For the entries below, how many lines include the word "Innen"? Give the figure and nothing more.
Start PROVIDED DATA
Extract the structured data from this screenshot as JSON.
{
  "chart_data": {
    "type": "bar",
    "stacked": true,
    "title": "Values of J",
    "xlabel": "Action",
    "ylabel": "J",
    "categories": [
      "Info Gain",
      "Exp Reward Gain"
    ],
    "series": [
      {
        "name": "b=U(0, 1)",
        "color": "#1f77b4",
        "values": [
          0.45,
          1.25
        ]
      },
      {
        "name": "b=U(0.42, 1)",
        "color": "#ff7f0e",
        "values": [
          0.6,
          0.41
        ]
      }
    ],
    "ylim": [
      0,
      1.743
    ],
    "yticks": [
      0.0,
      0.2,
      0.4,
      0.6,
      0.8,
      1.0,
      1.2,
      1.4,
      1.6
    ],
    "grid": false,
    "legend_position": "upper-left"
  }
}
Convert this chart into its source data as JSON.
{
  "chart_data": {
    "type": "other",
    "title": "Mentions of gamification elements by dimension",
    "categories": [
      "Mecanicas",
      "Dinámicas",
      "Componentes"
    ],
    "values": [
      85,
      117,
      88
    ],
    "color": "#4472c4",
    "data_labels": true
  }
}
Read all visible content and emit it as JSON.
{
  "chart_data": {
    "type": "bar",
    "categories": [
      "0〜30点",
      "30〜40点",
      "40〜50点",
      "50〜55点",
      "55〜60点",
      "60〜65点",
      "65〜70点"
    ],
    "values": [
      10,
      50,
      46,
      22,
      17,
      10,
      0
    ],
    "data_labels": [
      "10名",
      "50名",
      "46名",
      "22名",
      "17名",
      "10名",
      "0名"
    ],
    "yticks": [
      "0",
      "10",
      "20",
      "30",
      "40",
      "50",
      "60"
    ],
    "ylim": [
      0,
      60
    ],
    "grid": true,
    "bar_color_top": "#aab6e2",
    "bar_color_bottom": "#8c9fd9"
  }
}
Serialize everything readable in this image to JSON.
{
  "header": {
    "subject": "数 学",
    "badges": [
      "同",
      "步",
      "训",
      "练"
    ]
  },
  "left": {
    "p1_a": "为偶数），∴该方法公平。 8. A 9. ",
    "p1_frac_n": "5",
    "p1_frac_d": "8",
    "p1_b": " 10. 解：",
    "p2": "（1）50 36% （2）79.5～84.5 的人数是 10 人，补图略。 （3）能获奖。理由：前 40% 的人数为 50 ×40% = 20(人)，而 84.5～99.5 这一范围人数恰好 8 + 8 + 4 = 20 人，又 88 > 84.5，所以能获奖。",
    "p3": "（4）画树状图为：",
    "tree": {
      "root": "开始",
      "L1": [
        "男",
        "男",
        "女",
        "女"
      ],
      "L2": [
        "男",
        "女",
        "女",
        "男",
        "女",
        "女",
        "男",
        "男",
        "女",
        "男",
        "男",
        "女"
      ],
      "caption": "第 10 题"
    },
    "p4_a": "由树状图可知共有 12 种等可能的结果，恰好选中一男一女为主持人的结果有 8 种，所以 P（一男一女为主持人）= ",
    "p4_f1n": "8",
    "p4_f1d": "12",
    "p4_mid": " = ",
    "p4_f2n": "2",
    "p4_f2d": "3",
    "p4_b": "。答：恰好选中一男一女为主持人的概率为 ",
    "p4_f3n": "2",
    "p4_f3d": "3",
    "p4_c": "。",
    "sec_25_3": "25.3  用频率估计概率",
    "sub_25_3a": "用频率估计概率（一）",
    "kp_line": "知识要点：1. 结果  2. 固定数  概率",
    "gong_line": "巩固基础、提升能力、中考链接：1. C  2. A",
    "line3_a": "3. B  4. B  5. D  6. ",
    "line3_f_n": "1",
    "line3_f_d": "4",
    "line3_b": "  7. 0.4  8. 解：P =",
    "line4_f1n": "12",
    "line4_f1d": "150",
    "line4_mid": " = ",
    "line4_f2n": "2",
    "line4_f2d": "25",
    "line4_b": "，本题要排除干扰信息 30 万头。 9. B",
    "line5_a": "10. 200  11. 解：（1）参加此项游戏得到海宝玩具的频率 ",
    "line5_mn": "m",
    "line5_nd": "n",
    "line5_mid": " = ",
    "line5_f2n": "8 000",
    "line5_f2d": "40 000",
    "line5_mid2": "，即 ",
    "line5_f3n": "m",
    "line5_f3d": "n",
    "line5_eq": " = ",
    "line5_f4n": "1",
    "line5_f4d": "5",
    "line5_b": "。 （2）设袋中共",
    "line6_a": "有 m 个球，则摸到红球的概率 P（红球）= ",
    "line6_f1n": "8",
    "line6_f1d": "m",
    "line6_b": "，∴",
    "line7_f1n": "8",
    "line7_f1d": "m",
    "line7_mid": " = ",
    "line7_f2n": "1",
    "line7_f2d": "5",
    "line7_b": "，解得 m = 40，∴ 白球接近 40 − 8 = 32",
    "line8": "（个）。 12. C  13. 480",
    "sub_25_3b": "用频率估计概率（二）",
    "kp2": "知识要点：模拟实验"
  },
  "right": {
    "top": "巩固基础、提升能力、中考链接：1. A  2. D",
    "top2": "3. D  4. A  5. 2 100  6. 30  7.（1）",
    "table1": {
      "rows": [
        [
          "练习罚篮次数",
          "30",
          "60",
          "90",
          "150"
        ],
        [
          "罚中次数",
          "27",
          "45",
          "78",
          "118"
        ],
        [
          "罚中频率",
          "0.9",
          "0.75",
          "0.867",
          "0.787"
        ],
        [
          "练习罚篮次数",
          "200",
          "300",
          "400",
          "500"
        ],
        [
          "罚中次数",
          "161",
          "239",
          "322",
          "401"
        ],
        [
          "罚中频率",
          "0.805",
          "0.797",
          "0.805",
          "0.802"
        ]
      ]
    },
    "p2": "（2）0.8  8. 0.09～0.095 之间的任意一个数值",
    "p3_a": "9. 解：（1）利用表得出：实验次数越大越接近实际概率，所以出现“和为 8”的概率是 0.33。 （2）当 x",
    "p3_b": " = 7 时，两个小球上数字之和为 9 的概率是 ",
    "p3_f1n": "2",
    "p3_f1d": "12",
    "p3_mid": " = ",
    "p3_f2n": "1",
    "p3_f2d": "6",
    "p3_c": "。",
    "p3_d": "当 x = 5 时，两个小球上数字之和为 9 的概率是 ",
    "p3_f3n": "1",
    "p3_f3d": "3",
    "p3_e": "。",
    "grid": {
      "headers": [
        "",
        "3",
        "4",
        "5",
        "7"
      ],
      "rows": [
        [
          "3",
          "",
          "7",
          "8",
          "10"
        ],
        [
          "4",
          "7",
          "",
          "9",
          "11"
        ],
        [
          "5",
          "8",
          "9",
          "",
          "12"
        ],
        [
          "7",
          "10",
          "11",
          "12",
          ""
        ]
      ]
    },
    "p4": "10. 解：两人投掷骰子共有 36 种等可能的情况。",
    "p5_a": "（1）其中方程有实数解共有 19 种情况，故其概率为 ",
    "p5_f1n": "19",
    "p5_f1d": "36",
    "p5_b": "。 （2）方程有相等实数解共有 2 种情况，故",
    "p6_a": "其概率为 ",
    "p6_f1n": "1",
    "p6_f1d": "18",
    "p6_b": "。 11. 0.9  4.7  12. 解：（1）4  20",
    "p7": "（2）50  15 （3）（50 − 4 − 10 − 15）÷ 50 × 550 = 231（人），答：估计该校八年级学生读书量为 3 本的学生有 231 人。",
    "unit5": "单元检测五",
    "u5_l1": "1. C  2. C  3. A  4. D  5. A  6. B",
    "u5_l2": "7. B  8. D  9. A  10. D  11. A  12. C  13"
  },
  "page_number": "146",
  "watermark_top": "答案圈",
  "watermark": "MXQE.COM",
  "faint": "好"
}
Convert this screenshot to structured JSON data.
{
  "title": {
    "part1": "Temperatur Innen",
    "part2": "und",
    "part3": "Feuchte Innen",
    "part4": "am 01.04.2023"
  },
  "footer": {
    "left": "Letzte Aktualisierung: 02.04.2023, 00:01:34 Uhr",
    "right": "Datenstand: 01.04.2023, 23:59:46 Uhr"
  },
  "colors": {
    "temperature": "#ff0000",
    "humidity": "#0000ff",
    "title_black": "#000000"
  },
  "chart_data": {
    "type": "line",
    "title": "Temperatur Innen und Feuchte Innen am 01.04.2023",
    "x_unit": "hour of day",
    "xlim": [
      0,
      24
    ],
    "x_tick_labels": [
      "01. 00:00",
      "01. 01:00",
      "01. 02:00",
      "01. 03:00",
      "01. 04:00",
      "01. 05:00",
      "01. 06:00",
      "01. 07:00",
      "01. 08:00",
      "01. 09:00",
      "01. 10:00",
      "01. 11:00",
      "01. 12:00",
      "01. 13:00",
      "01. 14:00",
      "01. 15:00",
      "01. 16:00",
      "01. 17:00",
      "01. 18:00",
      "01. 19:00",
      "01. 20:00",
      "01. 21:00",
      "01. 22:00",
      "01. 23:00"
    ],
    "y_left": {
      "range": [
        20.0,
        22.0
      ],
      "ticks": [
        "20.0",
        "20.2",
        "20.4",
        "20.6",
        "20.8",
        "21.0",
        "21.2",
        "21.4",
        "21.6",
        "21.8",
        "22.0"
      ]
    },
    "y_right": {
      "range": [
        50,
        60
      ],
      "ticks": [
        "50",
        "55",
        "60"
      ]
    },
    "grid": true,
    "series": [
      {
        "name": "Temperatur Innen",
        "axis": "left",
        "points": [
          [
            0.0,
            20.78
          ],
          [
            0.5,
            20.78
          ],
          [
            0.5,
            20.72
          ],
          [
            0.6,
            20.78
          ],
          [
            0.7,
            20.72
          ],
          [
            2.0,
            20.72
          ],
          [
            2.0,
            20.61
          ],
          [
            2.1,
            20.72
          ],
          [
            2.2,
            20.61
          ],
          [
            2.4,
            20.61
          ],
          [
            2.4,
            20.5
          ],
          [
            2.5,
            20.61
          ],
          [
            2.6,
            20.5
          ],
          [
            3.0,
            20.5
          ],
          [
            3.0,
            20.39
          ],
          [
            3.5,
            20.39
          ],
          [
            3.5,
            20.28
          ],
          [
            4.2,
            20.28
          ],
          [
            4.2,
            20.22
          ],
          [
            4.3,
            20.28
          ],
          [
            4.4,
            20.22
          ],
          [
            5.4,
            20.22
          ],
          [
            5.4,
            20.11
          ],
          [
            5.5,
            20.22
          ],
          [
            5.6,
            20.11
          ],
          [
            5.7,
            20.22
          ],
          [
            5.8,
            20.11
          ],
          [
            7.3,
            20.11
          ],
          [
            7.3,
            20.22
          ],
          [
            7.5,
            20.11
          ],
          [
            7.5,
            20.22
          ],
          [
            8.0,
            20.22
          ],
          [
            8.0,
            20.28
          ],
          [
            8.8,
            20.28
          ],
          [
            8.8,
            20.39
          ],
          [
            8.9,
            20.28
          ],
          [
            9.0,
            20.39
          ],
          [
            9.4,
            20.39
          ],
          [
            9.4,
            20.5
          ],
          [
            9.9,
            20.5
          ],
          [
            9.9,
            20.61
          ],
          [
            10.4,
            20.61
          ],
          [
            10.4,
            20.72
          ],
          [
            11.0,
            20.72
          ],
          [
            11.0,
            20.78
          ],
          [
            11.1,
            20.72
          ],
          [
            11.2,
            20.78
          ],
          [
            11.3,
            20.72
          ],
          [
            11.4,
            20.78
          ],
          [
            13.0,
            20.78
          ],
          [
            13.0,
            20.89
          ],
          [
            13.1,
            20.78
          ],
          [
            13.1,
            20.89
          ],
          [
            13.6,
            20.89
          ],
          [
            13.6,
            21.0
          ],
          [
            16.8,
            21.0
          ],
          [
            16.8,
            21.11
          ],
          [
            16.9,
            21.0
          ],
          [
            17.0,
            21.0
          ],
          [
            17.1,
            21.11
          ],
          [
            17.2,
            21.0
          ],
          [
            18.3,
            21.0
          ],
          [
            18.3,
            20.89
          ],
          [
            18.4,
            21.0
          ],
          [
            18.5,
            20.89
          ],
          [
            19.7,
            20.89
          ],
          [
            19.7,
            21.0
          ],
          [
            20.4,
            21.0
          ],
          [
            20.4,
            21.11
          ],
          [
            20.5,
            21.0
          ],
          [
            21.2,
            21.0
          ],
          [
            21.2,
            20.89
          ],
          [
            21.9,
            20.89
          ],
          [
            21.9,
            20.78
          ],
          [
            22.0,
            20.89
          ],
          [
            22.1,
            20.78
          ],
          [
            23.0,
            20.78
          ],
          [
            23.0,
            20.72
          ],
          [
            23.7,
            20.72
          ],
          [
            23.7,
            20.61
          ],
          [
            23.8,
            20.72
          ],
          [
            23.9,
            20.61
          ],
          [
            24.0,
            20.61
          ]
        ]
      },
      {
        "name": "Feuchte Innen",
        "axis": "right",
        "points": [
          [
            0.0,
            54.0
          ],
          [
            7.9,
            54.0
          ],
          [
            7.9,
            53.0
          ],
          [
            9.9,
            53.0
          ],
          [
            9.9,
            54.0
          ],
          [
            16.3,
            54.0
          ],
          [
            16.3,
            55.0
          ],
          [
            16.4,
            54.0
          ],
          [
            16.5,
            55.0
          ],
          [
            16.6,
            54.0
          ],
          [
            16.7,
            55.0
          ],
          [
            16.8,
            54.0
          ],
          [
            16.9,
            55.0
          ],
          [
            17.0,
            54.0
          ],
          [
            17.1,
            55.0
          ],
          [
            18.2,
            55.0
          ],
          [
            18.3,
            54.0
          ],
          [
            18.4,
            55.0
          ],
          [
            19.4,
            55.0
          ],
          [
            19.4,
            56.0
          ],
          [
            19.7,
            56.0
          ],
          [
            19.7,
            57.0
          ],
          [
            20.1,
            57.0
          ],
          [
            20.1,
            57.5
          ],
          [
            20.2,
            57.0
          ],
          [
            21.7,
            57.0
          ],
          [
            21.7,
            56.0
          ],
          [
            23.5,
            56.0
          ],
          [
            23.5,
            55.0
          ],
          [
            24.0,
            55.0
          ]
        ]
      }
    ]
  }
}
End PROVIDED DATA
ANSWER BELOW —
5